- [ASSIGNMENT]: The entries are given below. Output each one unchanged.

(Stored data entries)
________________
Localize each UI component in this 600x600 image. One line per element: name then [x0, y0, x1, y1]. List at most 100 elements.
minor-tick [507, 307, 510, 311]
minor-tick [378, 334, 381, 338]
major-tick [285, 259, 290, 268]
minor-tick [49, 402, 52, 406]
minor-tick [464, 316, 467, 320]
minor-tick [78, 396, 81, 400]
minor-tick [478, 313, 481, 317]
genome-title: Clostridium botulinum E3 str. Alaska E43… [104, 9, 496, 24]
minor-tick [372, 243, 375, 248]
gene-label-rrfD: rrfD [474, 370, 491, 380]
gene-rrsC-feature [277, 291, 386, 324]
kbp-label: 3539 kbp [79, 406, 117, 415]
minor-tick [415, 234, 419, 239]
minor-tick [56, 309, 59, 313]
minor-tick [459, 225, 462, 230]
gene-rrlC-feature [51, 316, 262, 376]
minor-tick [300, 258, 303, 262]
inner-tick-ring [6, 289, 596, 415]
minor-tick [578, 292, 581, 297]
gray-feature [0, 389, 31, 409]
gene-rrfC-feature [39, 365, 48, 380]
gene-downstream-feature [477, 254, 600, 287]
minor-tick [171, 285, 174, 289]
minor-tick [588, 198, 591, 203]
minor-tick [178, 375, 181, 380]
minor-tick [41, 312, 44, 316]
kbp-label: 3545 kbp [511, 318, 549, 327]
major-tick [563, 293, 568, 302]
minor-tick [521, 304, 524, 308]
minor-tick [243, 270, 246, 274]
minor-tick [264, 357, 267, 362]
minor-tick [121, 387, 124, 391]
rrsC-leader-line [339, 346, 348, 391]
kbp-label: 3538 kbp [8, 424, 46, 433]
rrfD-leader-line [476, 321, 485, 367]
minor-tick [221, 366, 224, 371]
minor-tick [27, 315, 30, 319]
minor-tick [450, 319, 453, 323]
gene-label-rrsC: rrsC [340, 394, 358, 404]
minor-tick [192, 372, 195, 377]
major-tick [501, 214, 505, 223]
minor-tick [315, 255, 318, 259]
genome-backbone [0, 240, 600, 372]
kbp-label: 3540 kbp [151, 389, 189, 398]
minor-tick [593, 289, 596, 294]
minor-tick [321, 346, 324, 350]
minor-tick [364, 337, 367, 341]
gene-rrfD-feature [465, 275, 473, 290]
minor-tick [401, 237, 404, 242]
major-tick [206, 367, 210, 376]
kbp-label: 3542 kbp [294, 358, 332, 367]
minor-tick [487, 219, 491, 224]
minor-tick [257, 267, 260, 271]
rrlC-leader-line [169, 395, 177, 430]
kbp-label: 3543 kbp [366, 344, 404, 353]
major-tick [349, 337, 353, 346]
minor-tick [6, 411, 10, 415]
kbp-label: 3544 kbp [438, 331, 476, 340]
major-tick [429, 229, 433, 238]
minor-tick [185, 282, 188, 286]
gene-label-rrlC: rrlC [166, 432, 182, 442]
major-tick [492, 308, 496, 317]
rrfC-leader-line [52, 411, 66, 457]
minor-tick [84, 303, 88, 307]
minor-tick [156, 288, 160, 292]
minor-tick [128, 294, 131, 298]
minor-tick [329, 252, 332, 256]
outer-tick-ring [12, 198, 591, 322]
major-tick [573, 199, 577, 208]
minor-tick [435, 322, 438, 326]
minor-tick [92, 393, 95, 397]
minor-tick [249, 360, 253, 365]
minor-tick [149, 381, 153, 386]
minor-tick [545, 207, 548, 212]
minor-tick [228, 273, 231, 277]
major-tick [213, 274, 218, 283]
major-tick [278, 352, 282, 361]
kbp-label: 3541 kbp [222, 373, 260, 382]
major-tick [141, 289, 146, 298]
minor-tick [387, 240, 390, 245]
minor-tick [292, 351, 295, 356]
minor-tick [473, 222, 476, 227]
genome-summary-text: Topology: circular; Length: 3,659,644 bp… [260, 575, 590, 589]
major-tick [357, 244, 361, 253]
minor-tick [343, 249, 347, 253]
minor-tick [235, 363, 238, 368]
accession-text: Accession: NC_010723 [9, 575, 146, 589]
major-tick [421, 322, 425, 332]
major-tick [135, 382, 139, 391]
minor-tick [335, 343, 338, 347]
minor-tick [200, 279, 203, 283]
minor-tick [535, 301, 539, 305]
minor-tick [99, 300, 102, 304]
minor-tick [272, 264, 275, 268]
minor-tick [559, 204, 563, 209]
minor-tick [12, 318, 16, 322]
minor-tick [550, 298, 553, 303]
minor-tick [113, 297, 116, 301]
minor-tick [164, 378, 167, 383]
________________
- [RESULT FOR THIS EXERCISE]:
Localize each UI component in this 600x600 image. One line per element: name then [x0, y0, x1, y1]. List at most 100 elements.
minor-tick [507, 307, 510, 311]
minor-tick [378, 334, 381, 338]
major-tick [285, 259, 290, 268]
minor-tick [49, 402, 52, 406]
minor-tick [464, 316, 467, 320]
minor-tick [78, 396, 81, 400]
minor-tick [478, 313, 481, 317]
genome-title: Clostridium botulinum E3 str. Alaska E43… [104, 9, 496, 24]
minor-tick [372, 243, 375, 248]
gene-label-rrfD: rrfD [474, 370, 491, 380]
gene-rrsC-feature [277, 291, 386, 324]
kbp-label: 3539 kbp [79, 406, 117, 415]
minor-tick [415, 234, 419, 239]
minor-tick [56, 309, 59, 313]
minor-tick [459, 225, 462, 230]
gene-rrlC-feature [51, 316, 262, 376]
minor-tick [300, 258, 303, 262]
inner-tick-ring [6, 289, 596, 415]
minor-tick [578, 292, 581, 297]
gray-feature [0, 389, 31, 409]
gene-rrfC-feature [39, 365, 48, 380]
gene-downstream-feature [477, 254, 600, 287]
minor-tick [171, 285, 174, 289]
minor-tick [588, 198, 591, 203]
minor-tick [178, 375, 181, 380]
minor-tick [41, 312, 44, 316]
kbp-label: 3545 kbp [511, 318, 549, 327]
major-tick [563, 293, 568, 302]
minor-tick [521, 304, 524, 308]
minor-tick [243, 270, 246, 274]
minor-tick [264, 357, 267, 362]
minor-tick [121, 387, 124, 391]
rrsC-leader-line [339, 346, 348, 391]
kbp-label: 3538 kbp [8, 424, 46, 433]
rrfD-leader-line [476, 321, 485, 367]
minor-tick [221, 366, 224, 371]
minor-tick [27, 315, 30, 319]
minor-tick [450, 319, 453, 323]
gene-label-rrsC: rrsC [340, 394, 358, 404]
minor-tick [192, 372, 195, 377]
major-tick [501, 214, 505, 223]
minor-tick [315, 255, 318, 259]
genome-backbone [0, 240, 600, 372]
kbp-label: 3540 kbp [151, 389, 189, 398]
minor-tick [593, 289, 596, 294]
minor-tick [321, 346, 324, 350]
minor-tick [364, 337, 367, 341]
gene-rrfD-feature [465, 275, 473, 290]
minor-tick [401, 237, 404, 242]
major-tick [206, 367, 210, 376]
kbp-label: 3542 kbp [294, 358, 332, 367]
minor-tick [487, 219, 491, 224]
minor-tick [257, 267, 260, 271]
rrlC-leader-line [169, 395, 177, 430]
kbp-label: 3543 kbp [366, 344, 404, 353]
major-tick [349, 337, 353, 346]
minor-tick [6, 411, 10, 415]
kbp-label: 3544 kbp [438, 331, 476, 340]
major-tick [429, 229, 433, 238]
minor-tick [185, 282, 188, 286]
gene-label-rrlC: rrlC [166, 432, 182, 442]
major-tick [492, 308, 496, 317]
rrfC-leader-line [52, 411, 66, 457]
minor-tick [84, 303, 88, 307]
minor-tick [156, 288, 160, 292]
minor-tick [128, 294, 131, 298]
minor-tick [329, 252, 332, 256]
outer-tick-ring [12, 198, 591, 322]
major-tick [573, 199, 577, 208]
minor-tick [435, 322, 438, 326]
minor-tick [92, 393, 95, 397]
minor-tick [249, 360, 253, 365]
minor-tick [149, 381, 153, 386]
minor-tick [545, 207, 548, 212]
minor-tick [228, 273, 231, 277]
major-tick [213, 274, 218, 283]
major-tick [278, 352, 282, 361]
kbp-label: 3541 kbp [222, 373, 260, 382]
major-tick [141, 289, 146, 298]
minor-tick [387, 240, 390, 245]
minor-tick [292, 351, 295, 356]
minor-tick [473, 222, 476, 227]
genome-summary-text: Topology: circular; Length: 3,659,644 bp… [260, 575, 590, 589]
major-tick [357, 244, 361, 253]
minor-tick [343, 249, 347, 253]
minor-tick [235, 363, 238, 368]
accession-text: Accession: NC_010723 [9, 575, 146, 589]
major-tick [421, 322, 425, 332]
major-tick [135, 382, 139, 391]
minor-tick [335, 343, 338, 347]
minor-tick [200, 279, 203, 283]
minor-tick [535, 301, 539, 305]
minor-tick [99, 300, 102, 304]
minor-tick [272, 264, 275, 268]
minor-tick [559, 204, 563, 209]
minor-tick [12, 318, 16, 322]
minor-tick [550, 298, 553, 303]
minor-tick [113, 297, 116, 301]
minor-tick [164, 378, 167, 383]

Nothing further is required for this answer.